Check every line of the entries that follow, and copy the ones containing "המקום".

Extracted records:
▬▬▬▬▬▬

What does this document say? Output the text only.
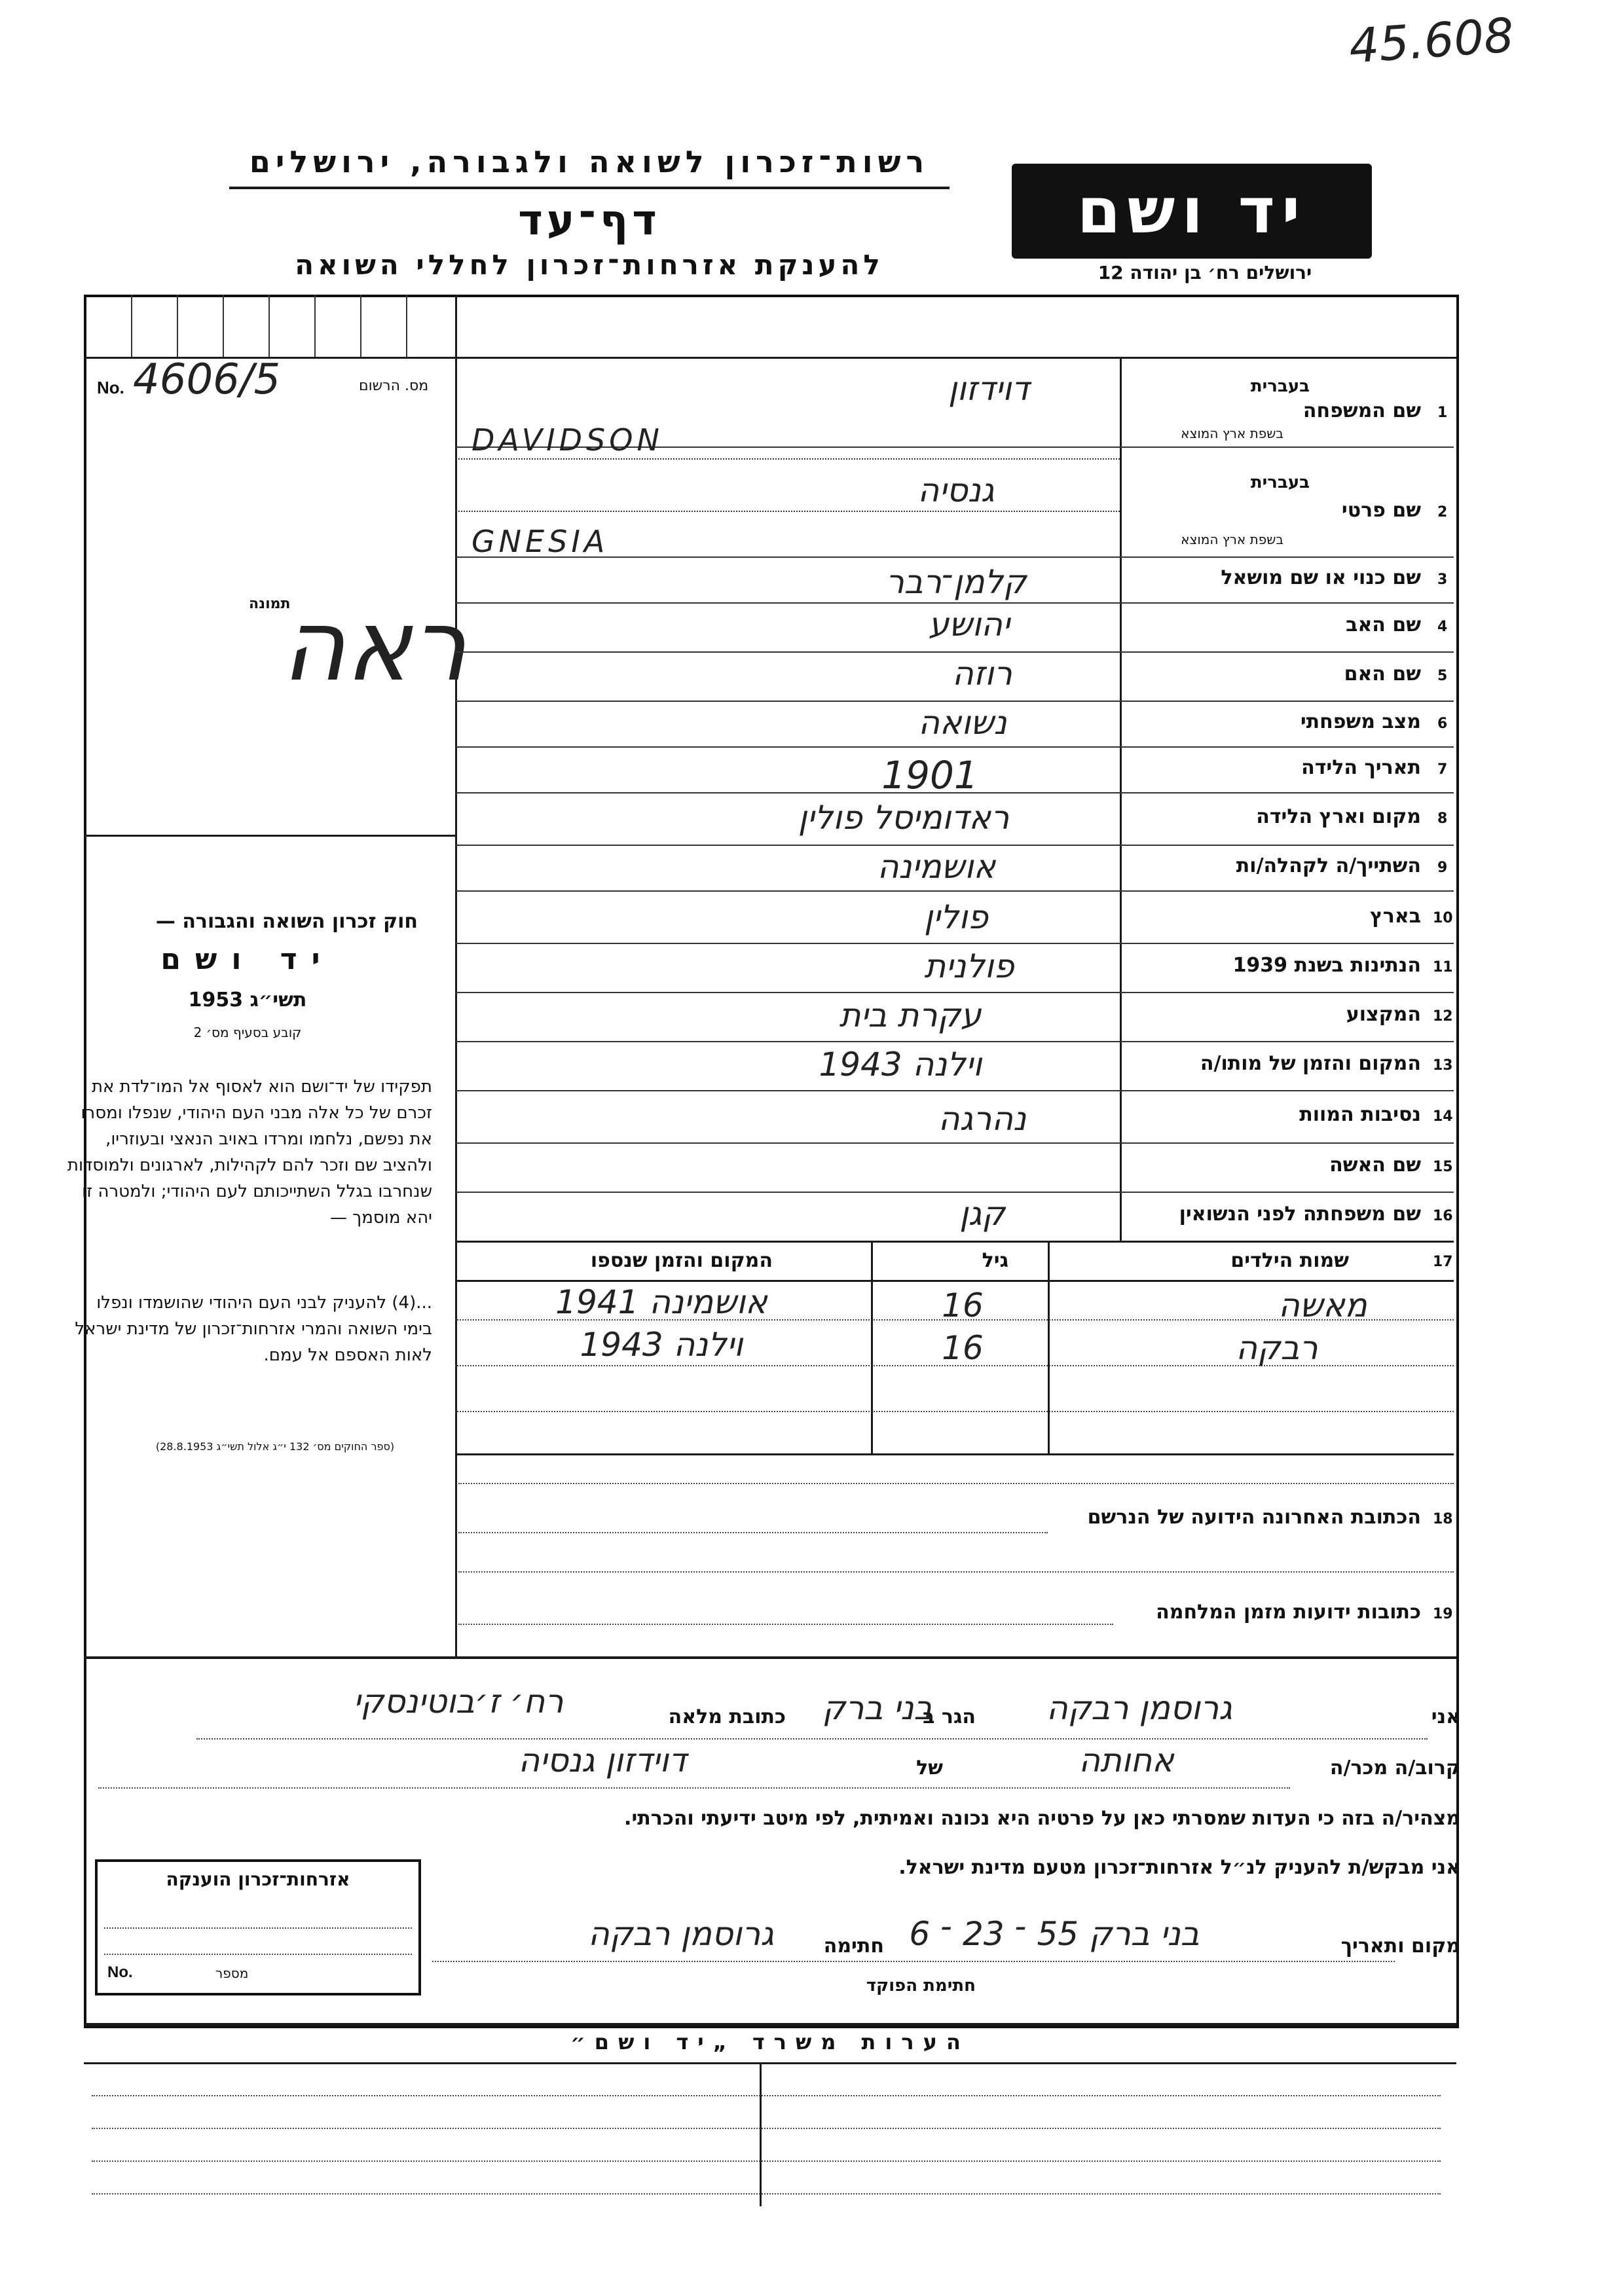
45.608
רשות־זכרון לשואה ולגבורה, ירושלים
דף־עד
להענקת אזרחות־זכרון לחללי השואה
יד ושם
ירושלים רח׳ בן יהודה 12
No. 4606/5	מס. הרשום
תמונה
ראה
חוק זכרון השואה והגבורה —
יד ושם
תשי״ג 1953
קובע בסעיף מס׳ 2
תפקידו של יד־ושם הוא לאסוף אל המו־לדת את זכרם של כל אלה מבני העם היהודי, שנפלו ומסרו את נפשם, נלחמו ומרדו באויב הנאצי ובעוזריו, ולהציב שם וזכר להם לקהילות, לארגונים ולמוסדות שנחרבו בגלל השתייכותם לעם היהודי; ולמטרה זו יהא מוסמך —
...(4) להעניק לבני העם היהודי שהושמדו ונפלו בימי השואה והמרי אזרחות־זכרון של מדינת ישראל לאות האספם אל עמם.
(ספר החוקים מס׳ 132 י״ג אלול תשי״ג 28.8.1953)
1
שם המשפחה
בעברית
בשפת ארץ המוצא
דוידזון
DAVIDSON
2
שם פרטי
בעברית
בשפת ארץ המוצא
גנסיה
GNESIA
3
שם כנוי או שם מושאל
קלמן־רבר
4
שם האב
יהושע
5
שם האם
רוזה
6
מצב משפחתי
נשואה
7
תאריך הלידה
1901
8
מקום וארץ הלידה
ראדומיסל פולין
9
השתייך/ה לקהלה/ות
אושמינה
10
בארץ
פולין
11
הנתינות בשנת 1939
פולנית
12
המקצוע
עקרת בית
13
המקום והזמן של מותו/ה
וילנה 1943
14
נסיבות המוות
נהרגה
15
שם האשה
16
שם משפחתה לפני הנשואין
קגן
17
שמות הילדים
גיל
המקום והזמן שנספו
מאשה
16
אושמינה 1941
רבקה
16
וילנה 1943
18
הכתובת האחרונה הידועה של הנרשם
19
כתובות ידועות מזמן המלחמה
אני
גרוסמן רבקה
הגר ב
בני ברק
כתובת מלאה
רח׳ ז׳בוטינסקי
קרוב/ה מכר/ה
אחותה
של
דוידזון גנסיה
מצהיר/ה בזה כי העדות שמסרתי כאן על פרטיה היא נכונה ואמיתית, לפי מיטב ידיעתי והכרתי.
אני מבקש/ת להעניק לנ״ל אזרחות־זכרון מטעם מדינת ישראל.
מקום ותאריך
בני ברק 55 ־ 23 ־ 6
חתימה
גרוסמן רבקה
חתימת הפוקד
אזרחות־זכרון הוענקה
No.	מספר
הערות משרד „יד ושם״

▬▬▬▬▬▬

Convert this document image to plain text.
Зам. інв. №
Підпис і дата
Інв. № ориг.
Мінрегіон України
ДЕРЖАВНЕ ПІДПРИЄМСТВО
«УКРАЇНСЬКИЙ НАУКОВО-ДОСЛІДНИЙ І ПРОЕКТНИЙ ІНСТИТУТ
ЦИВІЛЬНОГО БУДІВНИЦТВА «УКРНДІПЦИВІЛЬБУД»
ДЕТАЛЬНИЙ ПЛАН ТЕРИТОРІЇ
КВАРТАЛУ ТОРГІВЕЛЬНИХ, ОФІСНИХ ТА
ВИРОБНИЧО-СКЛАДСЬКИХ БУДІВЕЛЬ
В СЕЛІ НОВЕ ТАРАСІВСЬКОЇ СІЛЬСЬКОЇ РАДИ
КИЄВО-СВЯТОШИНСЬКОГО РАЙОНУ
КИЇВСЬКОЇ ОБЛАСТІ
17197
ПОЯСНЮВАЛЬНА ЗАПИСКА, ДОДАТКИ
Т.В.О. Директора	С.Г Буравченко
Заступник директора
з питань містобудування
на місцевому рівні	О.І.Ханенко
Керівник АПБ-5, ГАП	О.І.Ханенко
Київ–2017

▬▬▬▬▬▬

Task response:
המקום והזמן של מותו/ה
המקום והזמן שנספו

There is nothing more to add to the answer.